◆ **Written request**
Copy the listing verbatim, excluding any images found in it.

◆ **Stored entries**
◇ ◇ ◇ ◇ ◇ ◇ ◇

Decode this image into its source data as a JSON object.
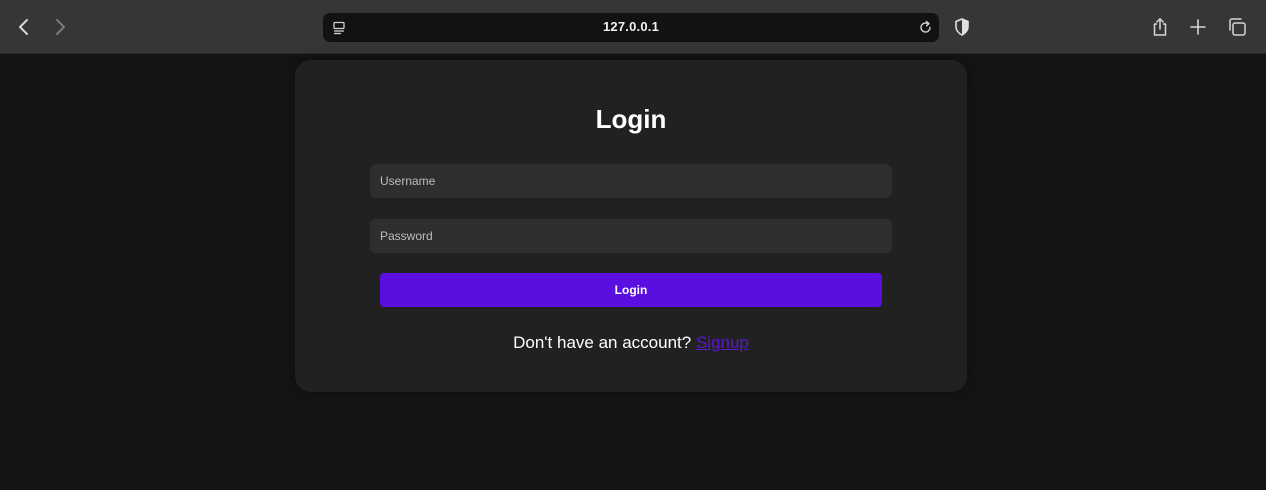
{
  "browser": {
    "url": "127.0.0.1",
    "icons": [
      "back-icon",
      "forward-icon",
      "reader-icon",
      "reload-icon",
      "shield-icon",
      "share-icon",
      "new-tab-icon",
      "tabs-icon"
    ]
  },
  "login": {
    "title": "Login",
    "username_placeholder": "Username",
    "password_placeholder": "Password",
    "button_label": "Login",
    "signup_prompt": "Don't have an account?",
    "signup_link": "Signup"
  },
  "colors": {
    "accent": "#5a0fe0",
    "link": "#5a18c9",
    "background": "#141414",
    "card": "#212121"
  }
}
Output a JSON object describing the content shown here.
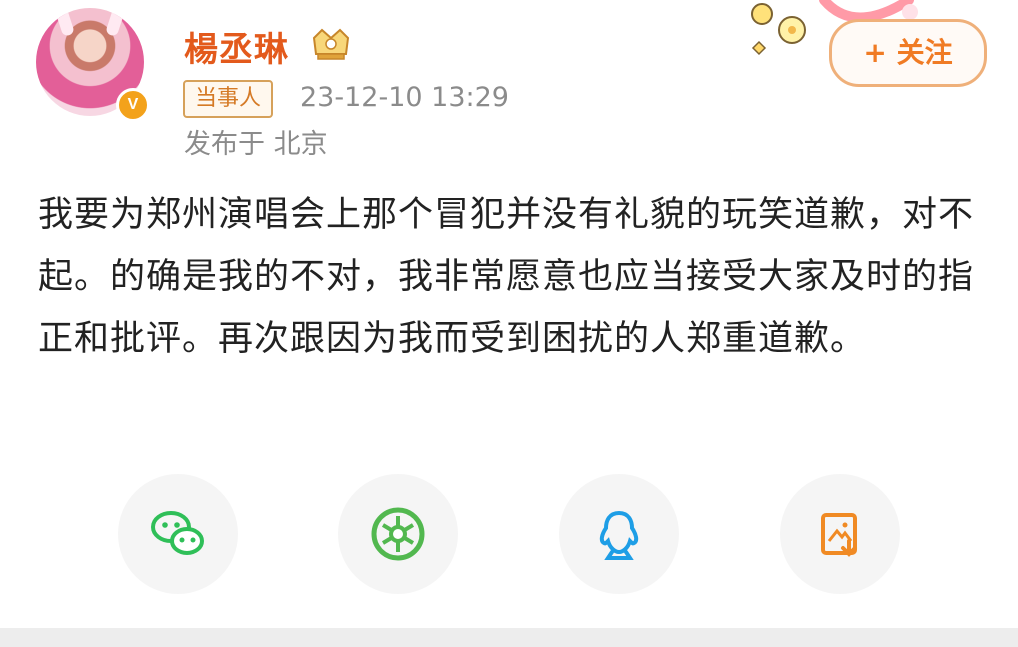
{
  "profile": {
    "username": "楊丞琳",
    "badge": "当事人",
    "timestamp": "23-12-10 13:29",
    "location": "发布于 北京",
    "verified_mark": "V",
    "follow_label": "+ 关注"
  },
  "post": {
    "text": "我要为郑州演唱会上那个冒犯并没有礼貌的玩笑道歉，对不起。的确是我的不对，我非常愿意也应当接受大家及时的指正和批评。再次跟因为我而受到困扰的人郑重道歉。"
  },
  "share_icons": [
    "wechat-icon",
    "moments-icon",
    "qq-icon",
    "save-image-icon"
  ],
  "colors": {
    "username": "#e35a1c",
    "follow": "#f07b24",
    "badge": "#d57a25",
    "wechat": "#2fbf58",
    "moments": "#52b84f",
    "qq": "#1e9ee6",
    "save": "#f08a24"
  }
}
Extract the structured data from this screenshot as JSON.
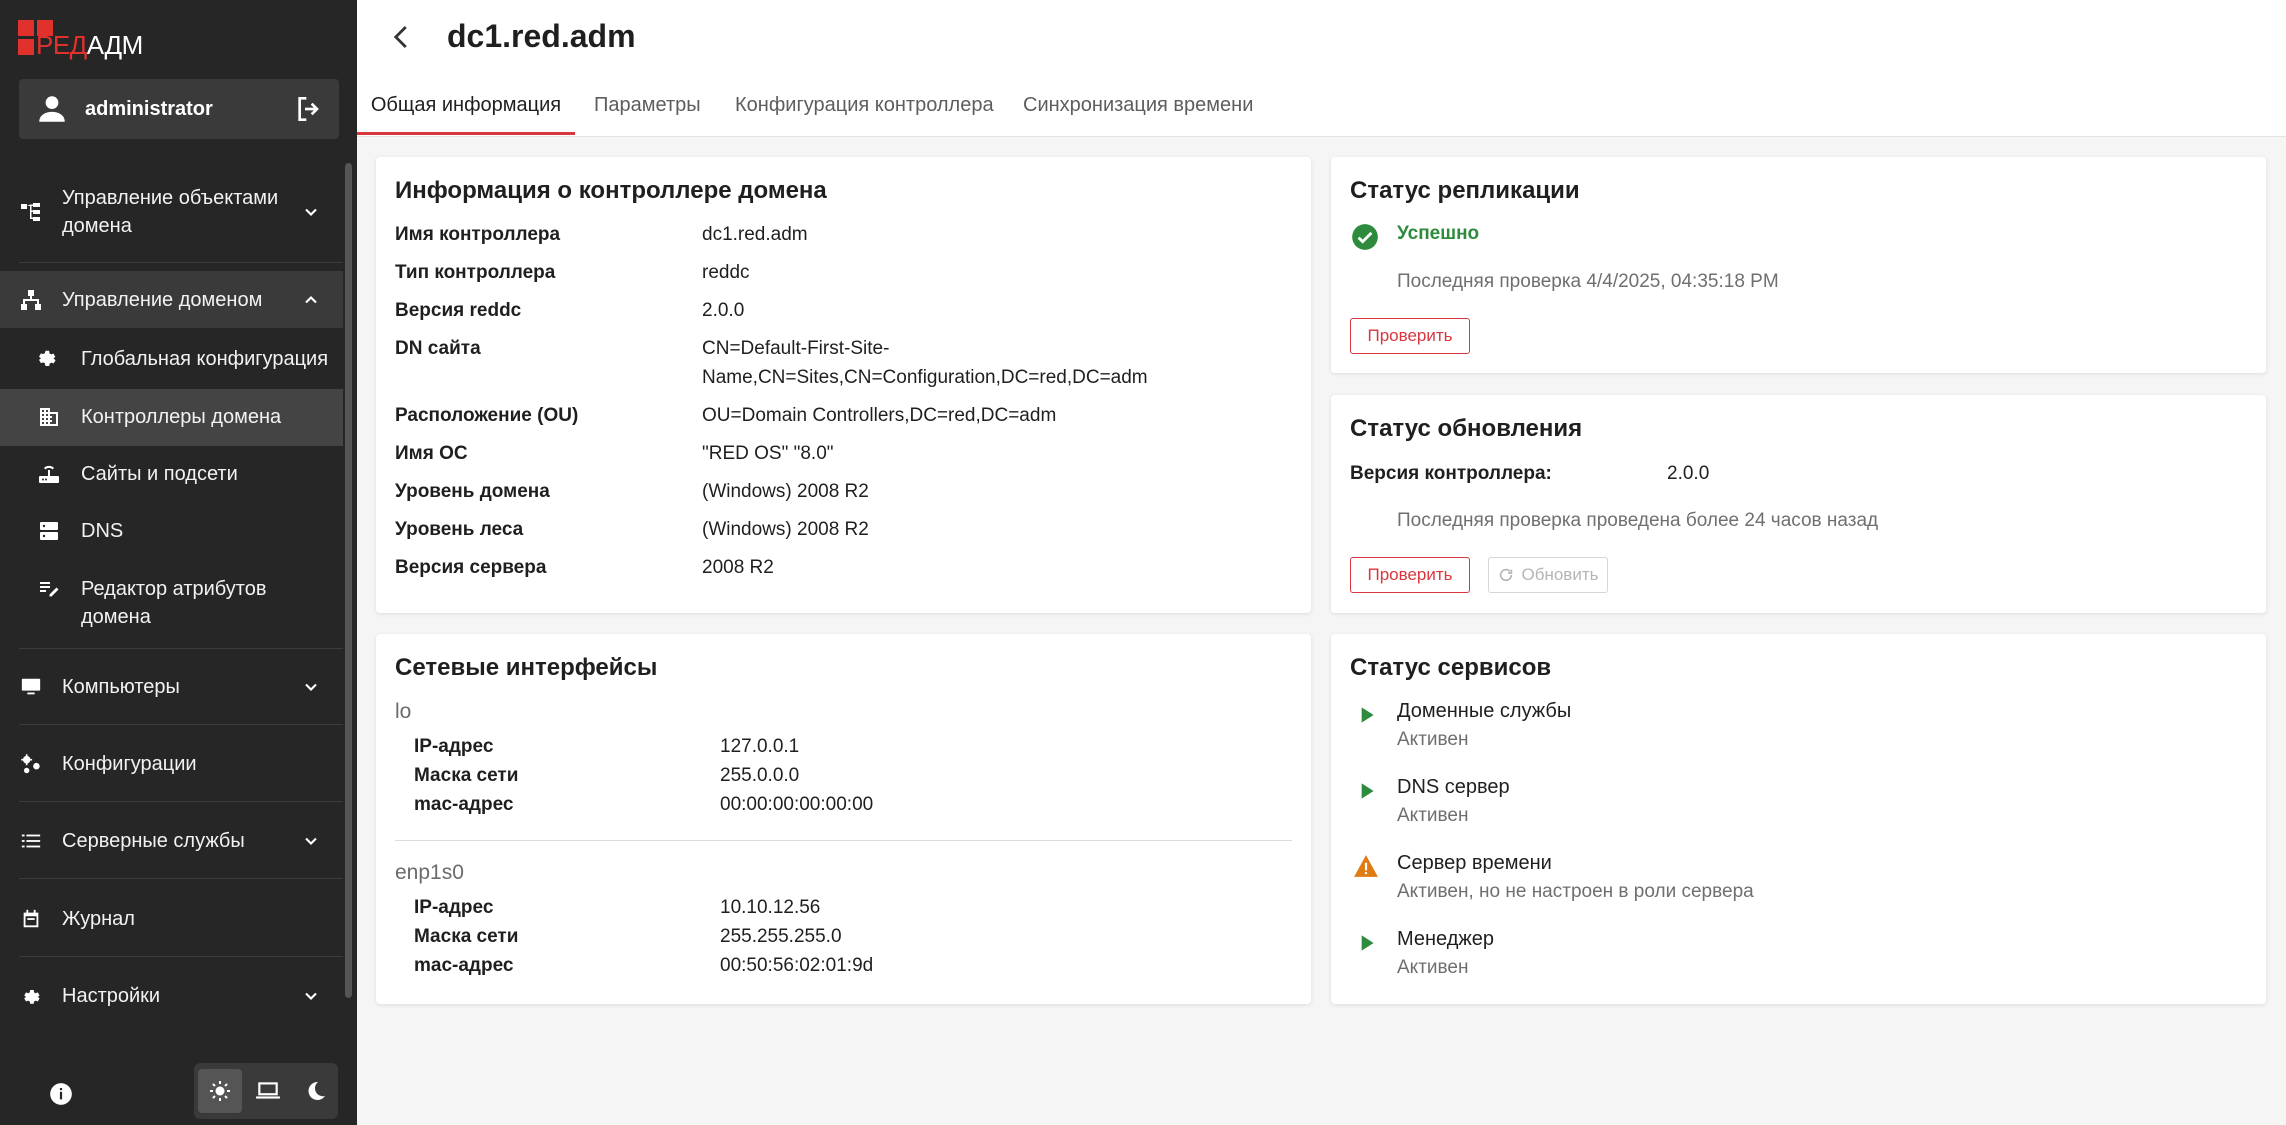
{
  "app": {
    "logo": {
      "red_part": "РЕД",
      "white_part": "АДМ"
    },
    "user": {
      "name": "administrator"
    }
  },
  "sidebar": {
    "sections": [
      {
        "label": "Управление объектами домена",
        "icon": "tree-structure-icon",
        "expanded": false
      },
      {
        "label": "Управление доменом",
        "icon": "hierarchy-icon",
        "expanded": true,
        "items": [
          {
            "label": "Глобальная конфигурация",
            "icon": "gear-settings-icon"
          },
          {
            "label": "Контроллеры домена",
            "icon": "building-icon",
            "active": true
          },
          {
            "label": "Сайты и подсети",
            "icon": "router-icon"
          },
          {
            "label": "DNS",
            "icon": "server-icon"
          },
          {
            "label": "Редактор атрибутов домена",
            "icon": "edit-list-icon"
          }
        ]
      },
      {
        "label": "Компьютеры",
        "icon": "monitor-icon",
        "expanded": false
      },
      {
        "label": "Конфигурации",
        "icon": "config-icon"
      },
      {
        "label": "Серверные службы",
        "icon": "list-icon",
        "expanded": false
      },
      {
        "label": "Журнал",
        "icon": "calendar-icon"
      },
      {
        "label": "Настройки",
        "icon": "gear-icon",
        "expanded": false
      }
    ],
    "theme": {
      "selected": "light",
      "options": [
        "light",
        "system",
        "dark"
      ]
    }
  },
  "header": {
    "title": "dc1.red.adm"
  },
  "tabs": [
    {
      "label": "Общая информация",
      "active": true
    },
    {
      "label": "Параметры",
      "active": false
    },
    {
      "label": "Конфигурация контроллера",
      "active": false
    },
    {
      "label": "Синхронизация времени",
      "active": false
    }
  ],
  "controller_info": {
    "title": "Информация о контроллере домена",
    "rows": [
      {
        "key": "Имя контроллера",
        "value": "dc1.red.adm"
      },
      {
        "key": "Тип контроллера",
        "value": "reddc"
      },
      {
        "key": "Версия reddc",
        "value": "2.0.0"
      },
      {
        "key": "DN сайта",
        "value_line1": "CN=Default-First-Site-",
        "value_line2": "Name,CN=Sites,CN=Configuration,DC=red,DC=adm"
      },
      {
        "key": "Расположение (OU)",
        "value": "OU=Domain Controllers,DC=red,DC=adm"
      },
      {
        "key": "Имя ОС",
        "value": "\"RED OS\" \"8.0\""
      },
      {
        "key": "Уровень домена",
        "value": "(Windows) 2008 R2"
      },
      {
        "key": "Уровень леса",
        "value": "(Windows) 2008 R2"
      },
      {
        "key": "Версия сервера",
        "value": "2008 R2"
      }
    ]
  },
  "network": {
    "title": "Сетевые интерфейсы",
    "interfaces": [
      {
        "name": "lo",
        "rows": [
          {
            "key": "IP-адрес",
            "value": "127.0.0.1"
          },
          {
            "key": "Маска сети",
            "value": "255.0.0.0"
          },
          {
            "key": "mac-адрес",
            "value": "00:00:00:00:00:00"
          }
        ]
      },
      {
        "name": "enp1s0",
        "rows": [
          {
            "key": "IP-адрес",
            "value": "10.10.12.56"
          },
          {
            "key": "Маска сети",
            "value": "255.255.255.0"
          },
          {
            "key": "mac-адрес",
            "value": "00:50:56:02:01:9d"
          }
        ]
      }
    ]
  },
  "replication": {
    "title": "Статус репликации",
    "status": "Успешно",
    "last_check": "Последняя проверка 4/4/2025, 04:35:18 PM",
    "check_button": "Проверить",
    "colors": {
      "success": "#2e8b3e"
    }
  },
  "update": {
    "title": "Статус обновления",
    "version_label": "Версия контроллера:",
    "version_value": "2.0.0",
    "last_check": "Последняя проверка проведена более 24 часов назад",
    "check_button": "Проверить",
    "update_button": "Обновить"
  },
  "services": {
    "title": "Статус сервисов",
    "items": [
      {
        "name": "Доменные службы",
        "state": "Активен",
        "icon": "play-icon"
      },
      {
        "name": "DNS сервер",
        "state": "Активен",
        "icon": "play-icon"
      },
      {
        "name": "Сервер времени",
        "state": "Активен, но не настроен в роли сервера",
        "icon": "warning-icon"
      },
      {
        "name": "Менеджер",
        "state": "Активен",
        "icon": "play-icon"
      }
    ],
    "colors": {
      "ok": "#2e8b3e",
      "warning": "#e07a12"
    }
  },
  "colors": {
    "accent": "#d9363e",
    "sidebar_bg": "#262626"
  }
}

◇ ◇ ◇ ◇ ◇ ◇ ◇

◆ **Expected output**
Decode this image into its source data as a JSON object.
{
  "browser": {
    "url": "127.0.0.1",
    "icons": [
      "back-icon",
      "forward-icon",
      "reader-icon",
      "reload-icon",
      "shield-icon",
      "share-icon",
      "new-tab-icon",
      "tabs-icon"
    ]
  },
  "login": {
    "title": "Login",
    "username_placeholder": "Username",
    "password_placeholder": "Password",
    "button_label": "Login",
    "signup_prompt": "Don't have an account?",
    "signup_link": "Signup"
  },
  "colors": {
    "accent": "#5a0fe0",
    "link": "#5a18c9",
    "background": "#141414",
    "card": "#212121"
  }
}
Output a JSON object describing the content shown here.
{
  "profile": {
    "username": "楊丞琳",
    "badge": "当事人",
    "timestamp": "23-12-10 13:29",
    "location": "发布于 北京",
    "verified_mark": "V",
    "follow_label": "+ 关注"
  },
  "post": {
    "text": "我要为郑州演唱会上那个冒犯并没有礼貌的玩笑道歉，对不起。的确是我的不对，我非常愿意也应当接受大家及时的指正和批评。再次跟因为我而受到困扰的人郑重道歉。"
  },
  "share_icons": [
    "wechat-icon",
    "moments-icon",
    "qq-icon",
    "save-image-icon"
  ],
  "colors": {
    "username": "#e35a1c",
    "follow": "#f07b24",
    "badge": "#d57a25",
    "wechat": "#2fbf58",
    "moments": "#52b84f",
    "qq": "#1e9ee6",
    "save": "#f08a24"
  }
}
Extract the structured data from this screenshot as JSON.
{
  "app": {
    "logo": {
      "red_part": "РЕД",
      "white_part": "АДМ"
    },
    "user": {
      "name": "administrator"
    }
  },
  "sidebar": {
    "sections": [
      {
        "label": "Управление объектами домена",
        "icon": "tree-structure-icon",
        "expanded": false
      },
      {
        "label": "Управление доменом",
        "icon": "hierarchy-icon",
        "expanded": true,
        "items": [
          {
            "label": "Глобальная конфигурация",
            "icon": "gear-settings-icon"
          },
          {
            "label": "Контроллеры домена",
            "icon": "building-icon",
            "active": true
          },
          {
            "label": "Сайты и подсети",
            "icon": "router-icon"
          },
          {
            "label": "DNS",
            "icon": "server-icon"
          },
          {
            "label": "Редактор атрибутов домена",
            "icon": "edit-list-icon"
          }
        ]
      },
      {
        "label": "Компьютеры",
        "icon": "monitor-icon",
        "expanded": false
      },
      {
        "label": "Конфигурации",
        "icon": "config-icon"
      },
      {
        "label": "Серверные службы",
        "icon": "list-icon",
        "expanded": false
      },
      {
        "label": "Журнал",
        "icon": "calendar-icon"
      },
      {
        "label": "Настройки",
        "icon": "gear-icon",
        "expanded": false
      }
    ],
    "theme": {
      "selected": "light",
      "options": [
        "light",
        "system",
        "dark"
      ]
    }
  },
  "header": {
    "title": "dc1.red.adm"
  },
  "tabs": [
    {
      "label": "Общая информация",
      "active": true
    },
    {
      "label": "Параметры",
      "active": false
    },
    {
      "label": "Конфигурация контроллера",
      "active": false
    },
    {
      "label": "Синхронизация времени",
      "active": false
    }
  ],
  "controller_info": {
    "title": "Информация о контроллере домена",
    "rows": [
      {
        "key": "Имя контроллера",
        "value": "dc1.red.adm"
      },
      {
        "key": "Тип контроллера",
        "value": "reddc"
      },
      {
        "key": "Версия reddc",
        "value": "2.0.0"
      },
      {
        "key": "DN сайта",
        "value_line1": "CN=Default-First-Site-",
        "value_line2": "Name,CN=Sites,CN=Configuration,DC=red,DC=adm"
      },
      {
        "key": "Расположение (OU)",
        "value": "OU=Domain Controllers,DC=red,DC=adm"
      },
      {
        "key": "Имя ОС",
        "value": "\"RED OS\" \"8.0\""
      },
      {
        "key": "Уровень домена",
        "value": "(Windows) 2008 R2"
      },
      {
        "key": "Уровень леса",
        "value": "(Windows) 2008 R2"
      },
      {
        "key": "Версия сервера",
        "value": "2008 R2"
      }
    ]
  },
  "network": {
    "title": "Сетевые интерфейсы",
    "interfaces": [
      {
        "name": "lo",
        "rows": [
          {
            "key": "IP-адрес",
            "value": "127.0.0.1"
          },
          {
            "key": "Маска сети",
            "value": "255.0.0.0"
          },
          {
            "key": "mac-адрес",
            "value": "00:00:00:00:00:00"
          }
        ]
      },
      {
        "name": "enp1s0",
        "rows": [
          {
            "key": "IP-адрес",
            "value": "10.10.12.56"
          },
          {
            "key": "Маска сети",
            "value": "255.255.255.0"
          },
          {
            "key": "mac-адрес",
            "value": "00:50:56:02:01:9d"
          }
        ]
      }
    ]
  },
  "replication": {
    "title": "Статус репликации",
    "status": "Успешно",
    "last_check": "Последняя проверка 4/4/2025, 04:35:18 PM",
    "check_button": "Проверить",
    "colors": {
      "success": "#2e8b3e"
    }
  },
  "update": {
    "title": "Статус обновления",
    "version_label": "Версия контроллера:",
    "version_value": "2.0.0",
    "last_check": "Последняя проверка проведена более 24 часов назад",
    "check_button": "Проверить",
    "update_button": "Обновить"
  },
  "services": {
    "title": "Статус сервисов",
    "items": [
      {
        "name": "Доменные службы",
        "state": "Активен",
        "icon": "play-icon"
      },
      {
        "name": "DNS сервер",
        "state": "Активен",
        "icon": "play-icon"
      },
      {
        "name": "Сервер времени",
        "state": "Активен, но не настроен в роли сервера",
        "icon": "warning-icon"
      },
      {
        "name": "Менеджер",
        "state": "Активен",
        "icon": "play-icon"
      }
    ],
    "colors": {
      "ok": "#2e8b3e",
      "warning": "#e07a12"
    }
  },
  "colors": {
    "accent": "#d9363e",
    "sidebar_bg": "#262626"
  }
}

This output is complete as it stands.